**Given exercise**
Return each entry exactly, with none missing.

[Records that describe figures]
- - - - -
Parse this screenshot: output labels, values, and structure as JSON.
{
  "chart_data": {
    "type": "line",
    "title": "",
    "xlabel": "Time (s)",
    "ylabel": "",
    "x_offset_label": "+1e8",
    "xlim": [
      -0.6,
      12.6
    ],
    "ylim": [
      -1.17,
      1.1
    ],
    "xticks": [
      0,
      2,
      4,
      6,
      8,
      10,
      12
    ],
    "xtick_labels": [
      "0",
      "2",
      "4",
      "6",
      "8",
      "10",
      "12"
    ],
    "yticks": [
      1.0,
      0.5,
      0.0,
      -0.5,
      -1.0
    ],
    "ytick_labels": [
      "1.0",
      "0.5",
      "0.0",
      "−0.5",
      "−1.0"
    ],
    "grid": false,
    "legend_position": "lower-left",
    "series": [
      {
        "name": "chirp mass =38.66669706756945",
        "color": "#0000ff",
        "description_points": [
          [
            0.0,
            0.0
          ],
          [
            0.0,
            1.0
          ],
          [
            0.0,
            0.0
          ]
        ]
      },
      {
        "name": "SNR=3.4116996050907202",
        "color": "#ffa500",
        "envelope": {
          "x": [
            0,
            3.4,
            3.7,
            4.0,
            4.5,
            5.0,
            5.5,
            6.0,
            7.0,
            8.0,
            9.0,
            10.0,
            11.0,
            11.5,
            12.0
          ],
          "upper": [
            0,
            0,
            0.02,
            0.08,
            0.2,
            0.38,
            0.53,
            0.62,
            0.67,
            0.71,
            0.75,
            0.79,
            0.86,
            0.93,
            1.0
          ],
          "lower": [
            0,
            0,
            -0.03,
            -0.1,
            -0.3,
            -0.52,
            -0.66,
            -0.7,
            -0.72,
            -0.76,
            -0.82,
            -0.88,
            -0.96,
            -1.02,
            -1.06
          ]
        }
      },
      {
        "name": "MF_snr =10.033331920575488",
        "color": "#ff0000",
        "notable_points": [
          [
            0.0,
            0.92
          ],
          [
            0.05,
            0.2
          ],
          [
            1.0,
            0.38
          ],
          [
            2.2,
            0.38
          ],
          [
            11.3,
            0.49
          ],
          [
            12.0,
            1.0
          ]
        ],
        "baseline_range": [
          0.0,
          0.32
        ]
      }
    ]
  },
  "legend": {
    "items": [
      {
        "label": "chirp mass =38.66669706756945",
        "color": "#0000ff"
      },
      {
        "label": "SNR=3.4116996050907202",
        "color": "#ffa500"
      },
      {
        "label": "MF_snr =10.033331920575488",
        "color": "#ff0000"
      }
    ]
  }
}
- - - - -
**Task result**
Parse this screenshot: output labels, values, and structure as JSON.
{
  "chart_data": {
    "type": "line",
    "title": "",
    "xlabel": "Time (s)",
    "ylabel": "",
    "x_offset_label": "+1e8",
    "xlim": [
      -0.6,
      12.6
    ],
    "ylim": [
      -1.17,
      1.1
    ],
    "xticks": [
      0,
      2,
      4,
      6,
      8,
      10,
      12
    ],
    "xtick_labels": [
      "0",
      "2",
      "4",
      "6",
      "8",
      "10",
      "12"
    ],
    "yticks": [
      1.0,
      0.5,
      0.0,
      -0.5,
      -1.0
    ],
    "ytick_labels": [
      "1.0",
      "0.5",
      "0.0",
      "−0.5",
      "−1.0"
    ],
    "grid": false,
    "legend_position": "lower-left",
    "series": [
      {
        "name": "chirp mass =38.66669706756945",
        "color": "#0000ff",
        "description_points": [
          [
            0.0,
            0.0
          ],
          [
            0.0,
            1.0
          ],
          [
            0.0,
            0.0
          ]
        ]
      },
      {
        "name": "SNR=3.4116996050907202",
        "color": "#ffa500",
        "envelope": {
          "x": [
            0,
            3.4,
            3.7,
            4.0,
            4.5,
            5.0,
            5.5,
            6.0,
            7.0,
            8.0,
            9.0,
            10.0,
            11.0,
            11.5,
            12.0
          ],
          "upper": [
            0,
            0,
            0.02,
            0.08,
            0.2,
            0.38,
            0.53,
            0.62,
            0.67,
            0.71,
            0.75,
            0.79,
            0.86,
            0.93,
            1.0
          ],
          "lower": [
            0,
            0,
            -0.03,
            -0.1,
            -0.3,
            -0.52,
            -0.66,
            -0.7,
            -0.72,
            -0.76,
            -0.82,
            -0.88,
            -0.96,
            -1.02,
            -1.06
          ]
        }
      },
      {
        "name": "MF_snr =10.033331920575488",
        "color": "#ff0000",
        "notable_points": [
          [
            0.0,
            0.92
          ],
          [
            0.05,
            0.2
          ],
          [
            1.0,
            0.38
          ],
          [
            2.2,
            0.38
          ],
          [
            11.3,
            0.49
          ],
          [
            12.0,
            1.0
          ]
        ],
        "baseline_range": [
          0.0,
          0.32
        ]
      }
    ]
  },
  "legend": {
    "items": [
      {
        "label": "chirp mass =38.66669706756945",
        "color": "#0000ff"
      },
      {
        "label": "SNR=3.4116996050907202",
        "color": "#ffa500"
      },
      {
        "label": "MF_snr =10.033331920575488",
        "color": "#ff0000"
      }
    ]
  }
}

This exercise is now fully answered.